_Data lines_.
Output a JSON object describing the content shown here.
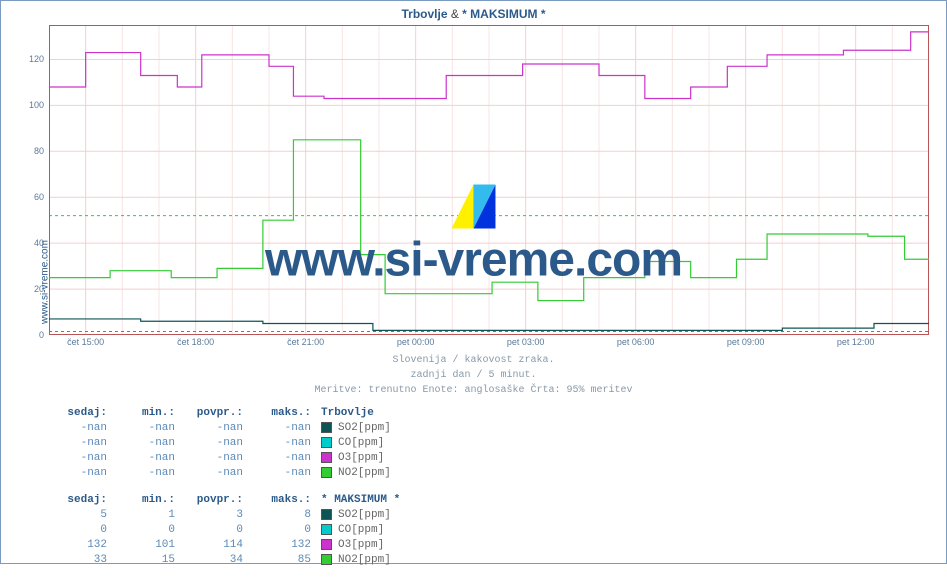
{
  "title_part1": "Trbovlje",
  "title_amp": " & ",
  "title_part2": "* MAKSIMUM *",
  "side_label": "www.si-vreme.com",
  "subtitle1": "Slovenija / kakovost zraka.",
  "subtitle2": "zadnji dan / 5 minut.",
  "subtitle3": "Meritve: trenutno  Enote: anglosaške  Črta: 95% meritev",
  "watermark_text": "www.si-vreme.com",
  "chart": {
    "background": "#ffffff",
    "grid_major": "#f4cfcf",
    "grid_minor": "#f7e4e4",
    "border": "#bb5555",
    "xlim": [
      0,
      288
    ],
    "ylim": [
      0,
      135
    ],
    "yticks": [
      0,
      20,
      40,
      60,
      80,
      100,
      120
    ],
    "xticks": [
      {
        "pos": 12,
        "label": "čet 15:00"
      },
      {
        "pos": 48,
        "label": "čet 18:00"
      },
      {
        "pos": 84,
        "label": "čet 21:00"
      },
      {
        "pos": 120,
        "label": "pet 00:00"
      },
      {
        "pos": 156,
        "label": "pet 03:00"
      },
      {
        "pos": 192,
        "label": "pet 06:00"
      },
      {
        "pos": 228,
        "label": "pet 09:00"
      },
      {
        "pos": 264,
        "label": "pet 12:00"
      }
    ],
    "dashed_lines": [
      {
        "y": 52,
        "color": "#33cc33"
      },
      {
        "y": 1.5,
        "color": "#00aaaa"
      }
    ],
    "series": [
      {
        "name": "O3",
        "color": "#cc33cc",
        "width": 1.2,
        "points": [
          [
            0,
            108
          ],
          [
            12,
            108
          ],
          [
            12,
            123
          ],
          [
            30,
            123
          ],
          [
            30,
            113
          ],
          [
            42,
            113
          ],
          [
            42,
            108
          ],
          [
            50,
            108
          ],
          [
            50,
            122
          ],
          [
            72,
            122
          ],
          [
            72,
            117
          ],
          [
            80,
            117
          ],
          [
            80,
            104
          ],
          [
            90,
            104
          ],
          [
            90,
            103
          ],
          [
            130,
            103
          ],
          [
            130,
            113
          ],
          [
            155,
            113
          ],
          [
            155,
            118
          ],
          [
            180,
            118
          ],
          [
            180,
            113
          ],
          [
            195,
            113
          ],
          [
            195,
            103
          ],
          [
            210,
            103
          ],
          [
            210,
            108
          ],
          [
            222,
            108
          ],
          [
            222,
            117
          ],
          [
            235,
            117
          ],
          [
            235,
            122
          ],
          [
            260,
            122
          ],
          [
            260,
            124
          ],
          [
            282,
            124
          ],
          [
            282,
            132
          ],
          [
            288,
            132
          ]
        ]
      },
      {
        "name": "NO2",
        "color": "#33cc33",
        "width": 1.2,
        "points": [
          [
            0,
            25
          ],
          [
            20,
            25
          ],
          [
            20,
            28
          ],
          [
            40,
            28
          ],
          [
            40,
            25
          ],
          [
            55,
            25
          ],
          [
            55,
            29
          ],
          [
            70,
            29
          ],
          [
            70,
            50
          ],
          [
            80,
            50
          ],
          [
            80,
            85
          ],
          [
            102,
            85
          ],
          [
            102,
            35
          ],
          [
            110,
            35
          ],
          [
            110,
            18
          ],
          [
            145,
            18
          ],
          [
            145,
            23
          ],
          [
            160,
            23
          ],
          [
            160,
            15
          ],
          [
            175,
            15
          ],
          [
            175,
            25
          ],
          [
            195,
            25
          ],
          [
            195,
            32
          ],
          [
            210,
            32
          ],
          [
            210,
            25
          ],
          [
            225,
            25
          ],
          [
            225,
            33
          ],
          [
            235,
            33
          ],
          [
            235,
            44
          ],
          [
            268,
            44
          ],
          [
            268,
            43
          ],
          [
            280,
            43
          ],
          [
            280,
            33
          ],
          [
            288,
            33
          ]
        ]
      },
      {
        "name": "SO2",
        "color": "#0d5555",
        "width": 1.2,
        "points": [
          [
            0,
            7
          ],
          [
            30,
            7
          ],
          [
            30,
            6
          ],
          [
            70,
            6
          ],
          [
            70,
            5
          ],
          [
            106,
            5
          ],
          [
            106,
            2
          ],
          [
            240,
            2
          ],
          [
            240,
            3
          ],
          [
            270,
            3
          ],
          [
            270,
            5
          ],
          [
            288,
            5
          ]
        ]
      }
    ]
  },
  "tables": [
    {
      "title": "Trbovlje",
      "headers": [
        "sedaj:",
        "min.:",
        "povpr.:",
        "maks.:"
      ],
      "rows": [
        {
          "vals": [
            "-nan",
            "-nan",
            "-nan",
            "-nan"
          ],
          "swatch": "#0d5555",
          "label": "SO2[ppm]"
        },
        {
          "vals": [
            "-nan",
            "-nan",
            "-nan",
            "-nan"
          ],
          "swatch": "#00cccc",
          "label": "CO[ppm]"
        },
        {
          "vals": [
            "-nan",
            "-nan",
            "-nan",
            "-nan"
          ],
          "swatch": "#cc33cc",
          "label": "O3[ppm]"
        },
        {
          "vals": [
            "-nan",
            "-nan",
            "-nan",
            "-nan"
          ],
          "swatch": "#33cc33",
          "label": "NO2[ppm]"
        }
      ]
    },
    {
      "title": "* MAKSIMUM *",
      "headers": [
        "sedaj:",
        "min.:",
        "povpr.:",
        "maks.:"
      ],
      "rows": [
        {
          "vals": [
            "5",
            "1",
            "3",
            "8"
          ],
          "swatch": "#0d5555",
          "label": "SO2[ppm]"
        },
        {
          "vals": [
            "0",
            "0",
            "0",
            "0"
          ],
          "swatch": "#00cccc",
          "label": "CO[ppm]"
        },
        {
          "vals": [
            "132",
            "101",
            "114",
            "132"
          ],
          "swatch": "#cc33cc",
          "label": "O3[ppm]"
        },
        {
          "vals": [
            "33",
            "15",
            "34",
            "85"
          ],
          "swatch": "#33cc33",
          "label": "NO2[ppm]"
        }
      ]
    }
  ]
}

_Task statement_.
Search the records above for "color". Copy each line where it is found.

_In response_.
        "color": "#33cc33"
        "color": "#00aaaa"
        "color": "#cc33cc",
        "color": "#33cc33",
        "color": "#0d5555",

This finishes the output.